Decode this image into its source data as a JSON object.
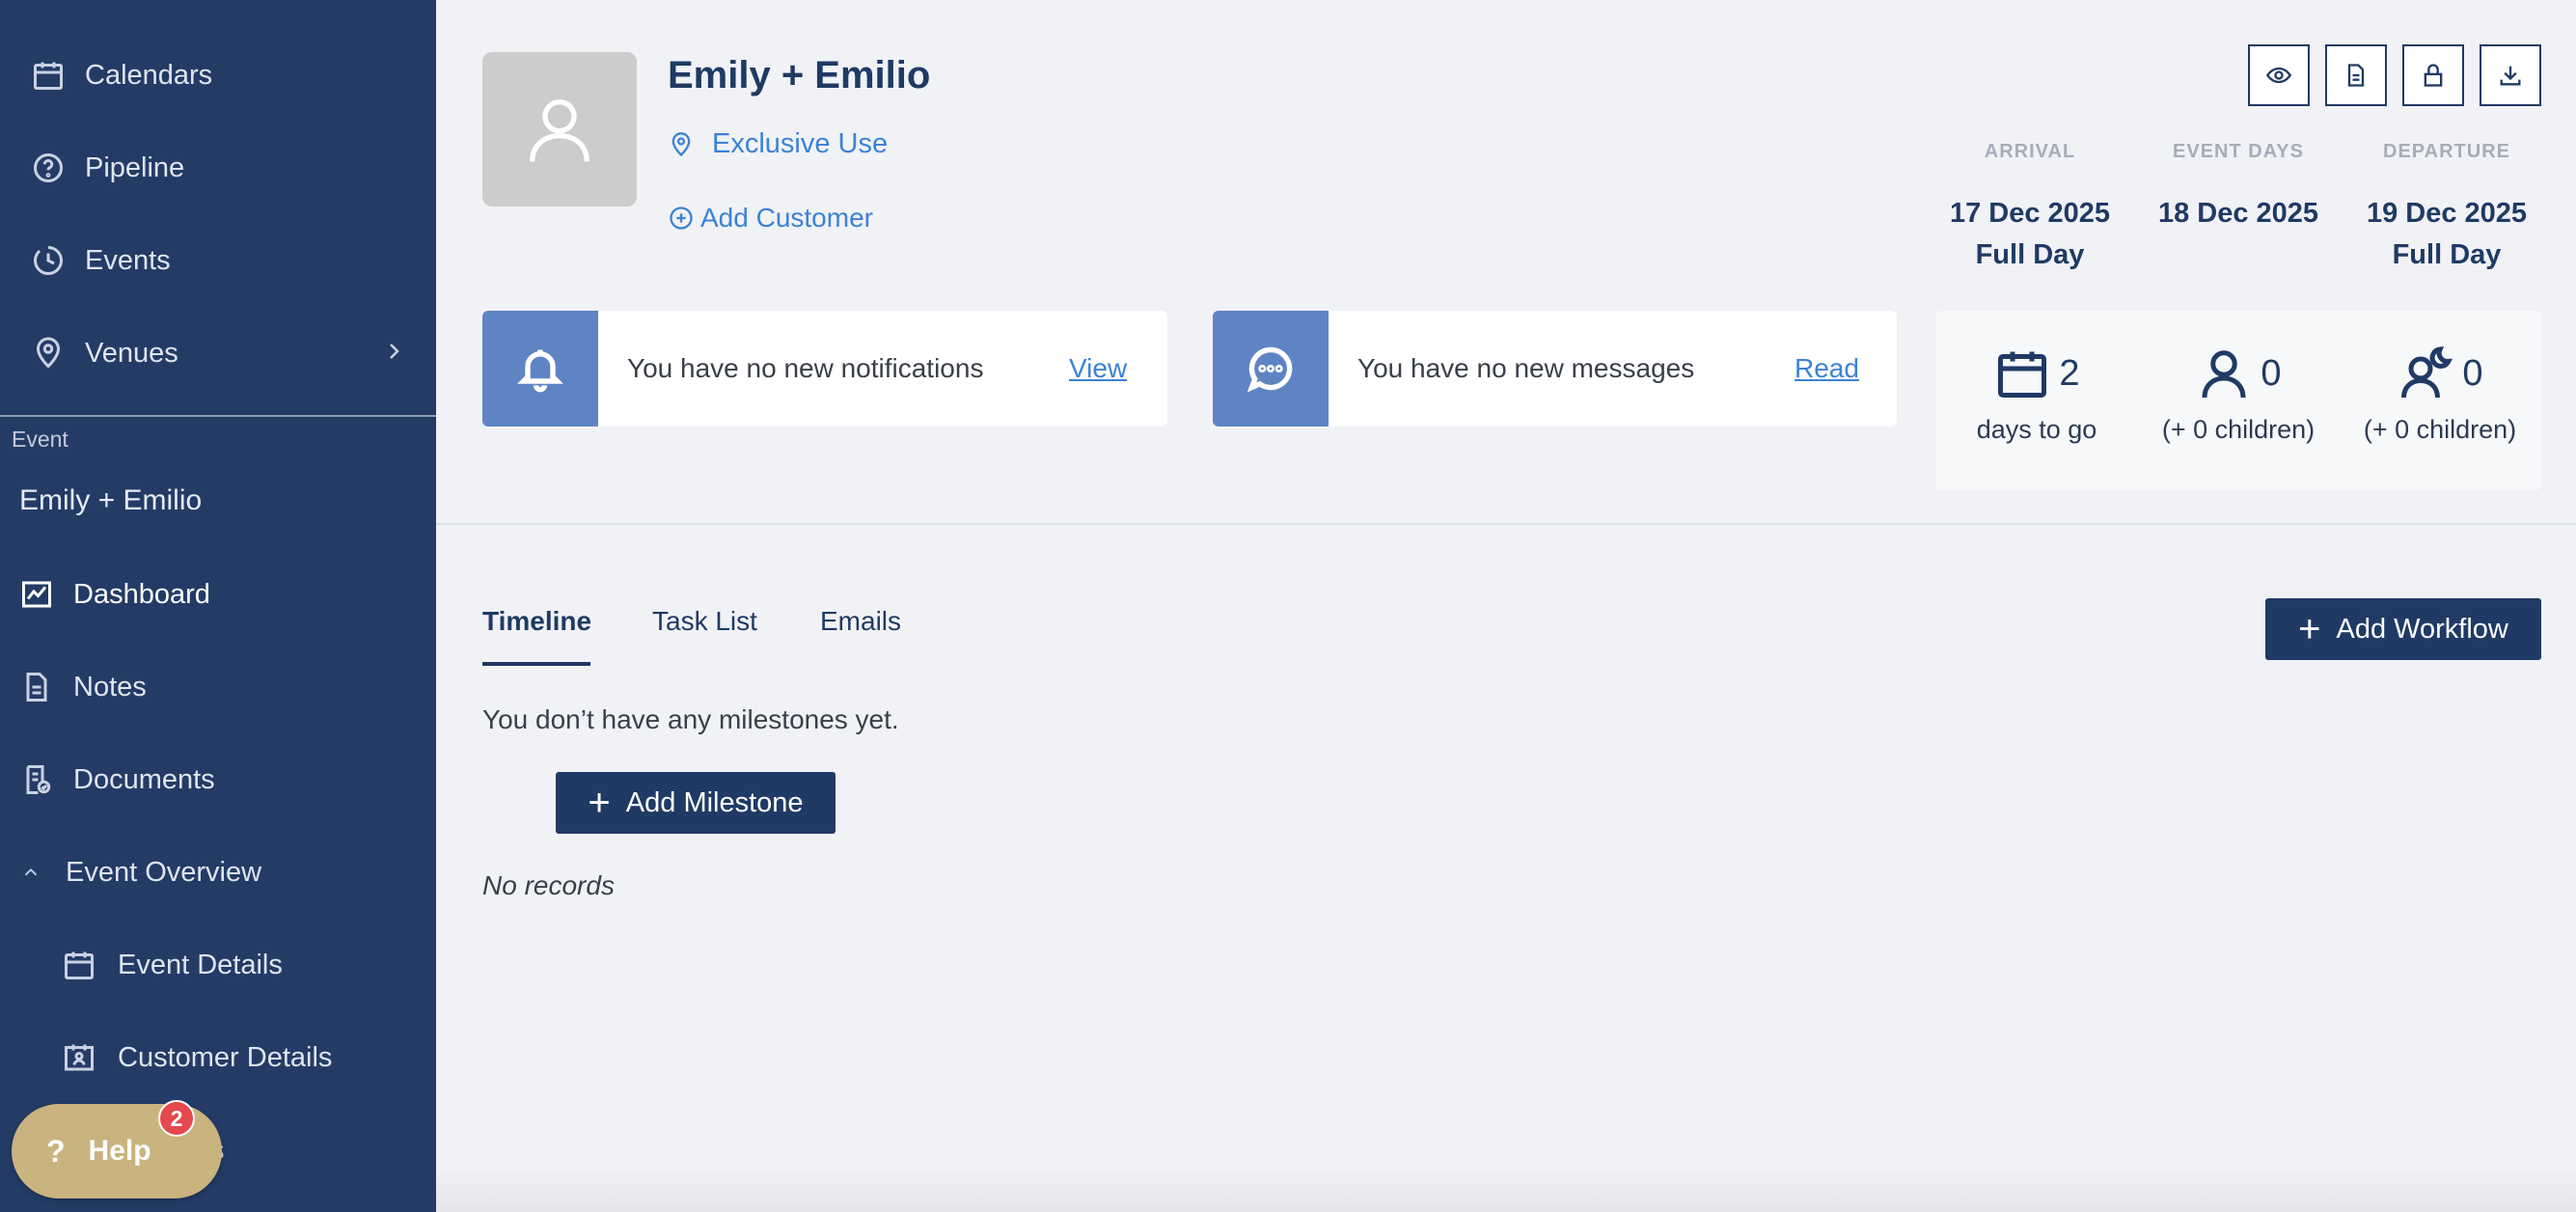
{
  "sidebar": {
    "items": [
      {
        "label": "Calendars",
        "icon": "calendar-icon"
      },
      {
        "label": "Pipeline",
        "icon": "question-circle-icon"
      },
      {
        "label": "Events",
        "icon": "clock-history-icon"
      },
      {
        "label": "Venues",
        "icon": "map-pin-icon"
      }
    ],
    "section_label": "Event",
    "event_name": "Emily + Emilio",
    "event_items": [
      {
        "label": "Dashboard",
        "icon": "chart-line-icon"
      },
      {
        "label": "Notes",
        "icon": "document-icon"
      },
      {
        "label": "Documents",
        "icon": "document-check-icon"
      },
      {
        "label": "Event Overview",
        "icon": "chevron-up-icon"
      },
      {
        "label": "Event Details",
        "icon": "calendar-icon"
      },
      {
        "label": "Customer Details",
        "icon": "contact-card-icon"
      },
      {
        "label": "s",
        "icon": ""
      }
    ]
  },
  "help": {
    "label": "Help",
    "badge": "2"
  },
  "header": {
    "title": "Emily + Emilio",
    "venue": "Exclusive Use",
    "add_customer": "Add Customer",
    "dates": [
      {
        "header": "ARRIVAL",
        "date": "17 Dec 2025",
        "sub": "Full Day"
      },
      {
        "header": "EVENT DAYS",
        "date": "18 Dec 2025",
        "sub": ""
      },
      {
        "header": "DEPARTURE",
        "date": "19 Dec 2025",
        "sub": "Full Day"
      }
    ]
  },
  "notifications": {
    "text": "You have no new notifications",
    "link": "View"
  },
  "messages": {
    "text": "You have no new messages",
    "link": "Read"
  },
  "stats": [
    {
      "value": "2",
      "label": "days to go"
    },
    {
      "value": "0",
      "label": "(+ 0 children)"
    },
    {
      "value": "0",
      "label": "(+ 0 children)"
    }
  ],
  "tabs": [
    {
      "label": "Timeline"
    },
    {
      "label": "Task List"
    },
    {
      "label": "Emails"
    }
  ],
  "add_workflow": "Add Workflow",
  "empty_message": "You don’t have any milestones yet.",
  "add_milestone": "Add Milestone",
  "no_records": "No records",
  "colors": {
    "sidebar": "#243b66",
    "primary": "#1f3a64",
    "link": "#3b82d6",
    "card_accent": "#5f84c4",
    "help": "#c9b37e",
    "badge": "#e5484d"
  }
}
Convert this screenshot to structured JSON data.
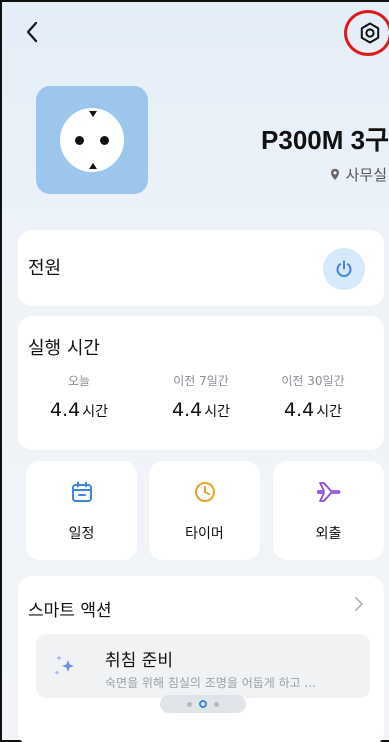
{
  "device": {
    "name": "P300M 3구",
    "location": "사무실"
  },
  "power": {
    "label": "전원",
    "accent": "#3f86d8"
  },
  "runtime": {
    "title": "실행 시간",
    "stats": [
      {
        "label": "오늘",
        "value": "4.4",
        "unit": "시간"
      },
      {
        "label": "이전 7일간",
        "value": "4.4",
        "unit": "시간"
      },
      {
        "label": "이전 30일간",
        "value": "4.4",
        "unit": "시간"
      }
    ]
  },
  "actions": [
    {
      "label": "일정",
      "icon": "calendar-icon"
    },
    {
      "label": "타이머",
      "icon": "clock-icon"
    },
    {
      "label": "외출",
      "icon": "airplane-icon"
    }
  ],
  "smart": {
    "title": "스마트 액션",
    "scene": {
      "name": "취침 준비",
      "description": "숙면을 위해 침실의 조명을 어둡게 하고 ...",
      "icon": "sparkle-icon"
    }
  },
  "pager": {
    "count": 3,
    "active": 2
  }
}
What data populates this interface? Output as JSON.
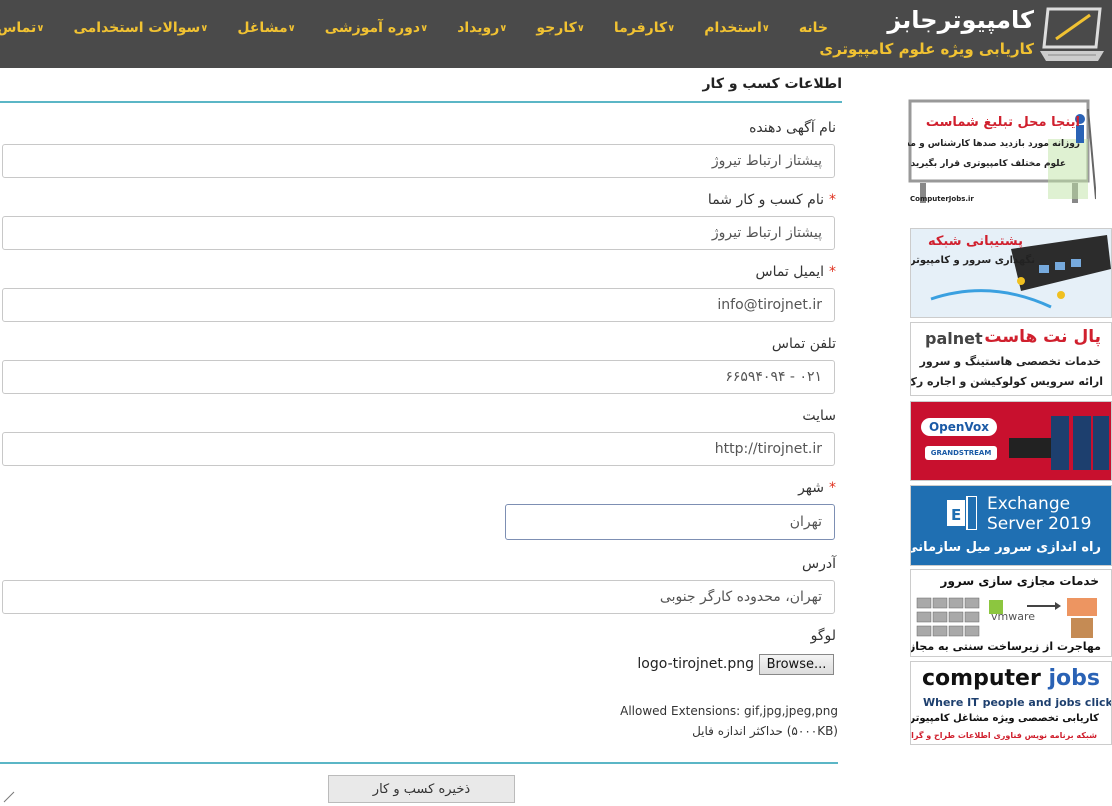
{
  "site": {
    "title": "کامپیوترجابز",
    "subtitle": "کاریابی ویژه علوم کامپیوتری"
  },
  "nav": {
    "items": [
      {
        "label": "خانه",
        "chevron": false
      },
      {
        "label": "استخدام",
        "chevron": true
      },
      {
        "label": "کارفرما",
        "chevron": true
      },
      {
        "label": "کارجو",
        "chevron": true
      },
      {
        "label": "رویداد",
        "chevron": true
      },
      {
        "label": "دوره آموزشی",
        "chevron": true
      },
      {
        "label": "مشاغل",
        "chevron": true
      },
      {
        "label": "سوالات استخدامی",
        "chevron": true
      },
      {
        "label": "تماس با ما",
        "chevron": true
      }
    ]
  },
  "form": {
    "section_title": "اطلاعات کسب و کار",
    "required_mark": "*",
    "advertiser_name": {
      "label": "نام آگهی دهنده",
      "value": "پیشتاز ارتباط تیروژ"
    },
    "business_name": {
      "label": "نام کسب و کار شما",
      "value": "پیشتاز ارتباط تیروژ"
    },
    "email": {
      "label": "ایمیل تماس",
      "value": "info@tirojnet.ir"
    },
    "phone": {
      "label": "تلفن تماس",
      "value": "۰۲۱ - ۶۶۵۹۴۰۹۴"
    },
    "website": {
      "label": "سایت",
      "value": "http://tirojnet.ir"
    },
    "city": {
      "label": "شهر",
      "value": "تهران"
    },
    "address": {
      "label": "آدرس",
      "value": "تهران، محدوده کارگر جنوبی"
    },
    "logo": {
      "label": "لوگو",
      "browse_label": "Browse...",
      "file_name": "logo-tirojnet.png",
      "allowed": "Allowed Extensions: gif,jpg,jpeg,png",
      "max_size": "حداکثر اندازه فایل (۵۰۰۰KB)"
    },
    "save_label": "ذخیره کسب و کار"
  },
  "ads": {
    "ad1": {
      "headline": "اینجا محل تبلیغ شماست",
      "line1": "روزانه مورد بازدید صدها کارشناس و مدیر",
      "line2": "علوم مختلف کامپیوتری قرار بگیرید",
      "footer": "ComputerJobs.ir"
    },
    "ad2": {
      "headline": "پشتیبانی شبکه",
      "line1": "نگهداری سرور و کامپیوتر"
    },
    "ad3": {
      "brand": "palnet",
      "headline": "پال نت هاست",
      "line1": "خدمات تخصصی هاستینگ و سرور",
      "line2": "ارائه سرویس کولوکیشن و اجاره رک"
    },
    "ad4": {
      "brand1": "OpenVox",
      "brand2": "GRANDSTREAM"
    },
    "ad5": {
      "line1": "Exchange",
      "line2": "Server 2019",
      "line3": "راه اندازی سرور میل سازمانی"
    },
    "ad6": {
      "headline": "خدمات مجازی سازی سرور",
      "brand": "vmware",
      "line1": "مهاجرت از زیرساخت سنتی به مجازی"
    },
    "ad7": {
      "brand1": "computer",
      "brand2": "jobs",
      "tagline": "Where IT people and jobs click",
      "line1": "کاریابی تخصصی ویژه مشاغل کامپیوتری",
      "line2": "شبکه برنامه نویس فناوری اطلاعات طراح و گرافیست"
    }
  },
  "colors": {
    "topbar": "#4a4a4a",
    "nav_text": "#f1c232",
    "accent_line": "#5bb6c6",
    "required": "#e0301e"
  }
}
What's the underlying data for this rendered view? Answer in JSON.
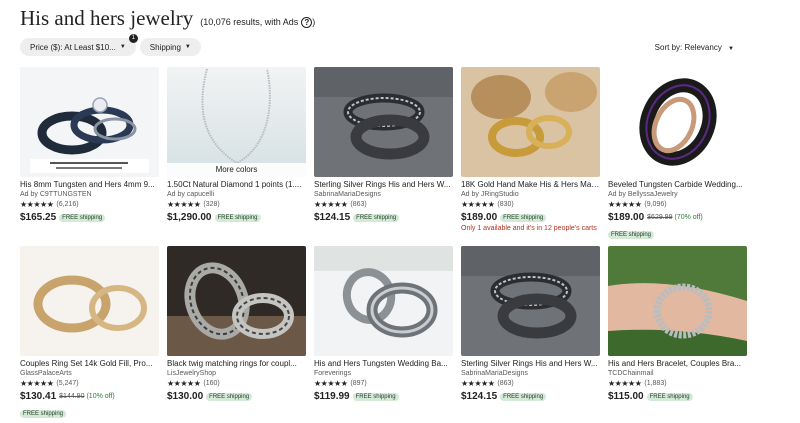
{
  "header": {
    "title": "His and hers jewelry",
    "results": "(10,076 results, with Ads",
    "results_close": ")",
    "help_glyph": "?"
  },
  "filters": [
    {
      "label": "Price ($): At Least $10...",
      "count": "1"
    },
    {
      "label": "Shipping"
    }
  ],
  "caret": "▼",
  "sort": {
    "label": "Sort by: Relevancy"
  },
  "stars": "★★★★★",
  "products": [
    {
      "title": "His 8mm Tungsten and Hers 4mm 9...",
      "shop": "Ad by C9TTUNGSTEN",
      "reviews": "(6,216)",
      "price": "$165.25",
      "shipping": "FREE shipping"
    },
    {
      "title": "1.50Ct Natural Diamond 1 points (1....",
      "shop": "Ad by capucelli",
      "reviews": "(328)",
      "price": "$1,290.00",
      "shipping": "FREE shipping",
      "overlay": "More colors"
    },
    {
      "title": "Sterling Silver Rings His and Hers W...",
      "shop": "SabrinaMariaDesigns",
      "reviews": "(863)",
      "price": "$124.15",
      "shipping": "FREE shipping"
    },
    {
      "title": "18K Gold Hand Make His & Hers Mat...",
      "shop": "Ad by JRingStudio",
      "reviews": "(830)",
      "price": "$189.00",
      "shipping": "FREE shipping",
      "note": "Only 1 available and it's in 12 people's carts"
    },
    {
      "title": "Beveled Tungsten Carbide Wedding...",
      "shop": "Ad by BellyssaJewelry",
      "reviews": "(9,096)",
      "price": "$189.00",
      "original_price": "$629.99",
      "discount": "(70% off)",
      "shipping": "FREE shipping"
    },
    {
      "title": "Couples Ring Set 14k Gold Fill, Pro...",
      "shop": "GlassPalaceArts",
      "reviews": "(5,247)",
      "price": "$130.41",
      "original_price": "$144.90",
      "discount": "(10% off)",
      "shipping": "FREE shipping"
    },
    {
      "title": "Black twig matching rings for coupl...",
      "shop": "LisJewelryShop",
      "reviews": "(160)",
      "price": "$130.00",
      "shipping": "FREE shipping"
    },
    {
      "title": "His and Hers Tungsten Wedding Ba...",
      "shop": "Foreverings",
      "reviews": "(897)",
      "price": "$119.99",
      "shipping": "FREE shipping"
    },
    {
      "title": "Sterling Silver Rings His and Hers W...",
      "shop": "SabrinaMariaDesigns",
      "reviews": "(863)",
      "price": "$124.15",
      "shipping": "FREE shipping"
    },
    {
      "title": "His and Hers Bracelet, Couples Bra...",
      "shop": "TCDChainmail",
      "reviews": "(1,883)",
      "price": "$115.00",
      "shipping": "FREE shipping"
    }
  ],
  "colors": {
    "discount": "#2f7d3a",
    "badge_bg": "#d4e9d7",
    "note": "#b3311f"
  }
}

## Written request
Identify how many lines in the entries above include the string "data", then state that number alone.

## Solution for this problem
4